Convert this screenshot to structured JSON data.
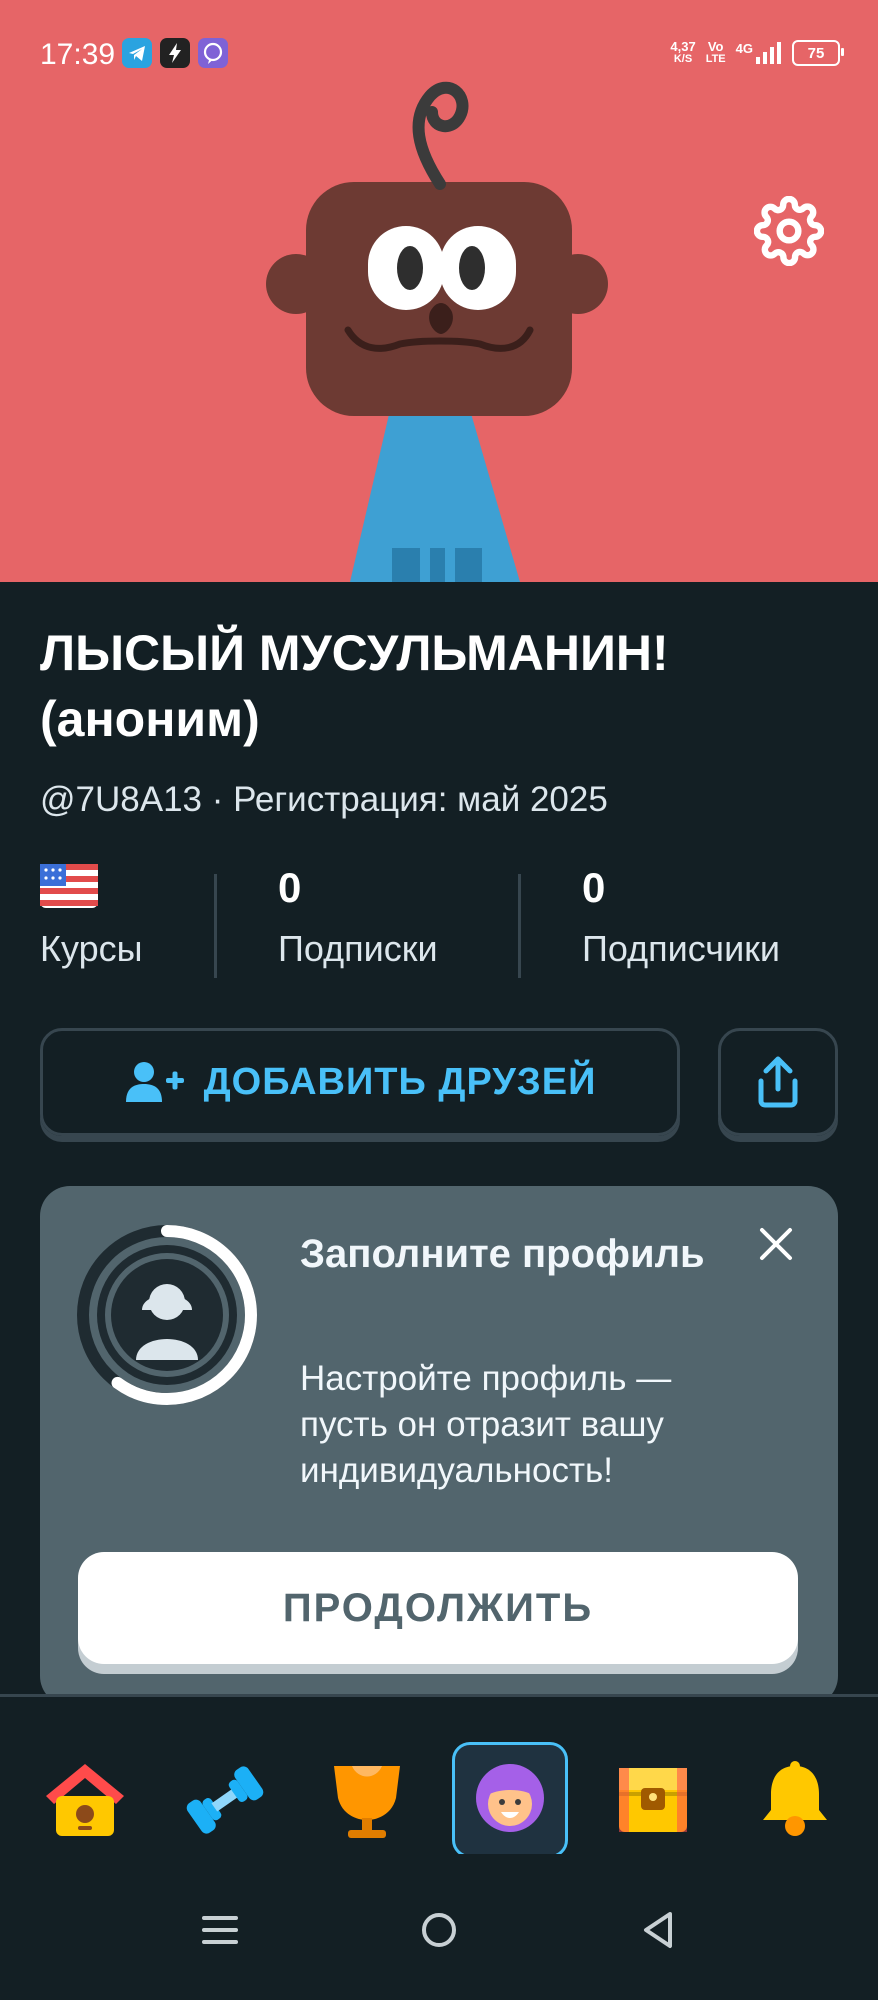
{
  "status_bar": {
    "time": "17:39",
    "speed_top": "4,37",
    "speed_bottom": "K/S",
    "volte_top": "Vo",
    "volte_bottom": "LTE",
    "network": "4G",
    "battery": "75",
    "app_icons": [
      "telegram-icon",
      "flash-app-icon",
      "viber-icon"
    ]
  },
  "profile": {
    "display_name": "ЛЫСЫЙ МУСУЛЬМАНИН! (аноним)",
    "meta": "@7U8A13 · Регистрация: май 2025",
    "stats": {
      "courses_label": "Курсы",
      "following_value": "0",
      "following_label": "Подписки",
      "followers_value": "0",
      "followers_label": "Подписчики"
    },
    "add_friends_label": "ДОБАВИТЬ ДРУЗЕЙ"
  },
  "complete_card": {
    "title": "Заполните профиль",
    "text": "Настройте профиль — пусть он отразит вашу индивидуальность!",
    "continue_label": "ПРОДОЛЖИТЬ",
    "progress": 0.6
  },
  "bottom_nav": {
    "items": [
      "home-icon",
      "practice-icon",
      "leaderboard-icon",
      "profile-icon",
      "shop-icon",
      "notifications-icon"
    ],
    "active": "profile-icon"
  },
  "colors": {
    "hero_bg": "#e66567",
    "page_bg": "#131f24",
    "accent_blue": "#49c0f8",
    "card_bg": "#52656d",
    "border": "#37464f"
  }
}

= = =

▶ _Exercise requirements_: Keep the pictures out and write out the records exactly.

▶ _Solution to this task_:
Convert this screenshot to structured JSON data.
{
  "status_bar": {
    "time": "17:39",
    "speed_top": "4,37",
    "speed_bottom": "K/S",
    "volte_top": "Vo",
    "volte_bottom": "LTE",
    "network": "4G",
    "battery": "75",
    "app_icons": [
      "telegram-icon",
      "flash-app-icon",
      "viber-icon"
    ]
  },
  "profile": {
    "display_name": "ЛЫСЫЙ МУСУЛЬМАНИН! (аноним)",
    "meta": "@7U8A13 · Регистрация: май 2025",
    "stats": {
      "courses_label": "Курсы",
      "following_value": "0",
      "following_label": "Подписки",
      "followers_value": "0",
      "followers_label": "Подписчики"
    },
    "add_friends_label": "ДОБАВИТЬ ДРУЗЕЙ"
  },
  "complete_card": {
    "title": "Заполните профиль",
    "text": "Настройте профиль — пусть он отразит вашу индивидуальность!",
    "continue_label": "ПРОДОЛЖИТЬ",
    "progress": 0.6
  },
  "bottom_nav": {
    "items": [
      "home-icon",
      "practice-icon",
      "leaderboard-icon",
      "profile-icon",
      "shop-icon",
      "notifications-icon"
    ],
    "active": "profile-icon"
  },
  "colors": {
    "hero_bg": "#e66567",
    "page_bg": "#131f24",
    "accent_blue": "#49c0f8",
    "card_bg": "#52656d",
    "border": "#37464f"
  }
}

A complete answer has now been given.